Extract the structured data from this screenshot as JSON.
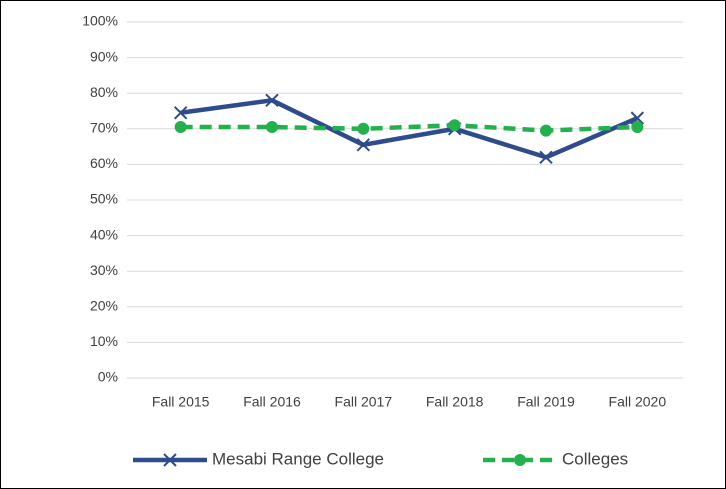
{
  "chart_data": {
    "type": "line",
    "categories": [
      "Fall 2015",
      "Fall 2016",
      "Fall 2017",
      "Fall 2018",
      "Fall 2019",
      "Fall 2020"
    ],
    "series": [
      {
        "name": "Mesabi Range College",
        "color": "#2f4b8e",
        "marker": "x",
        "dashed": false,
        "values": [
          74.5,
          78,
          65.5,
          70,
          62,
          73
        ]
      },
      {
        "name": "Colleges",
        "color": "#22b14c",
        "marker": "circle",
        "dashed": true,
        "values": [
          70.5,
          70.5,
          70,
          71,
          69.5,
          70.5
        ]
      }
    ],
    "ylim": [
      0,
      100
    ],
    "yticks": [
      {
        "value": 0,
        "label": "0%"
      },
      {
        "value": 10,
        "label": "10%"
      },
      {
        "value": 20,
        "label": "20%"
      },
      {
        "value": 30,
        "label": "30%"
      },
      {
        "value": 40,
        "label": "40%"
      },
      {
        "value": 50,
        "label": "50%"
      },
      {
        "value": 60,
        "label": "60%"
      },
      {
        "value": 70,
        "label": "70%"
      },
      {
        "value": 80,
        "label": "80%"
      },
      {
        "value": 90,
        "label": "90%"
      },
      {
        "value": 100,
        "label": "100%"
      }
    ],
    "grid": true,
    "legend": "bottom"
  }
}
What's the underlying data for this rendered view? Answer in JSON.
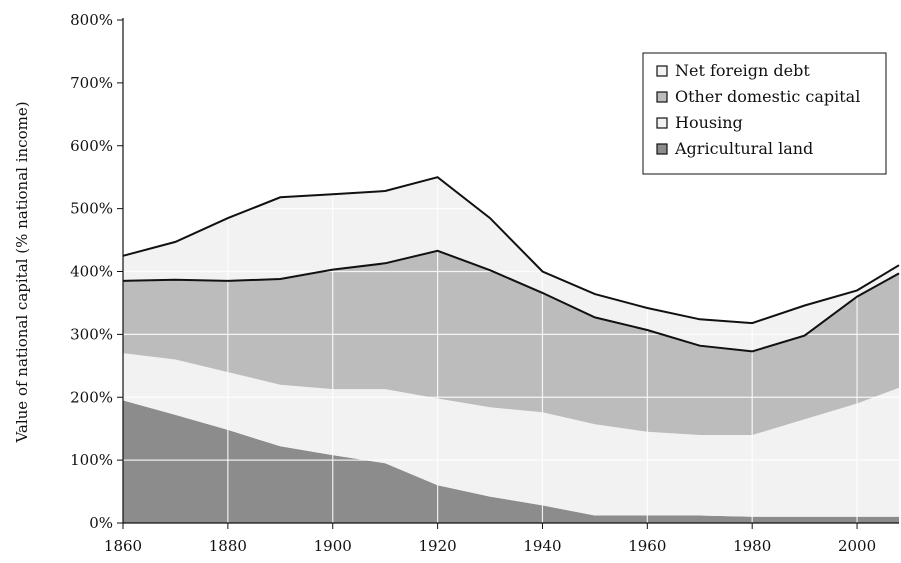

## What the task requires
Return all lines containing "this".

## The result
Extract the structured data from this screenshot as JSON.
What's the underlying data for this rendered view? Answer in JSON.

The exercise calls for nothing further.